- Prompt: Here are some records; return them all exactly.

- - -

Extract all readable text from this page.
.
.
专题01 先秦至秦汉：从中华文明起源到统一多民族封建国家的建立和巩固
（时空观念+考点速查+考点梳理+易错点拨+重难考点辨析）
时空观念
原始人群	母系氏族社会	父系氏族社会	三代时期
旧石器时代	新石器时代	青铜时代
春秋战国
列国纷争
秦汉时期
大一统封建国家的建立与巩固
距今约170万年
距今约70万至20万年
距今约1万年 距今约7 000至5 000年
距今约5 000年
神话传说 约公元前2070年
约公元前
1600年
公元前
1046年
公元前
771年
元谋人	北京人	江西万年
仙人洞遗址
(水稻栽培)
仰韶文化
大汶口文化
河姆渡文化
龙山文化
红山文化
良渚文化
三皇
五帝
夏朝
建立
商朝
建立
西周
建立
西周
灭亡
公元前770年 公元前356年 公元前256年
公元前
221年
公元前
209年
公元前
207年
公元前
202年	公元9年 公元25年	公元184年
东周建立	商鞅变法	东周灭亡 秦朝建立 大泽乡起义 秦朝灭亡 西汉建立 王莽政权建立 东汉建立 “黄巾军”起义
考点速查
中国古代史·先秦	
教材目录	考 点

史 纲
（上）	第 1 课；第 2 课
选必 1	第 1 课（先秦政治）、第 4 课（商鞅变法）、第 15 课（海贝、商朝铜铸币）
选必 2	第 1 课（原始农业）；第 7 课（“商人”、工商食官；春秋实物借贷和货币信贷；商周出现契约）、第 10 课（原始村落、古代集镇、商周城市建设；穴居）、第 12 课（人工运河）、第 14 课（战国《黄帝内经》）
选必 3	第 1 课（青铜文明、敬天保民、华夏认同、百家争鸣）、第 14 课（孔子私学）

- - -

- Task result:
Extract all readable text from this page.
.
.
专题01 先秦至秦汉：从中华文明起源到统一多民族封建国家的建立和巩固
（时空观念+考点速查+考点梳理+易错点拨+重难考点辨析）
时空观念
原始人群	母系氏族社会	父系氏族社会	三代时期
旧石器时代	新石器时代	青铜时代
春秋战国
列国纷争
秦汉时期
大一统封建国家的建立与巩固
距今约170万年
距今约70万至20万年
距今约1万年 距今约7 000至5 000年
距今约5 000年
神话传说 约公元前2070年
约公元前
1600年
公元前
1046年
公元前
771年
元谋人	北京人	江西万年
仙人洞遗址
(水稻栽培)
仰韶文化
大汶口文化
河姆渡文化
龙山文化
红山文化
良渚文化
三皇
五帝
夏朝
建立
商朝
建立
西周
建立
西周
灭亡
公元前770年 公元前356年 公元前256年
公元前
221年
公元前
209年
公元前
207年
公元前
202年	公元9年 公元25年	公元184年
东周建立	商鞅变法	东周灭亡 秦朝建立 大泽乡起义 秦朝灭亡 西汉建立 王莽政权建立 东汉建立 “黄巾军”起义
考点速查
中国古代史·先秦	
教材目录	考 点

史 纲
（上）	第 1 课；第 2 课
选必 1	第 1 课（先秦政治）、第 4 课（商鞅变法）、第 15 课（海贝、商朝铜铸币）
选必 2	第 1 课（原始农业）；第 7 课（“商人”、工商食官；春秋实物借贷和货币信贷；商周出现契约）、第 10 课（原始村落、古代集镇、商周城市建设；穴居）、第 12 课（人工运河）、第 14 课（战国《黄帝内经》）
选必 3	第 1 课（青铜文明、敬天保民、华夏认同、百家争鸣）、第 14 课（孔子私学）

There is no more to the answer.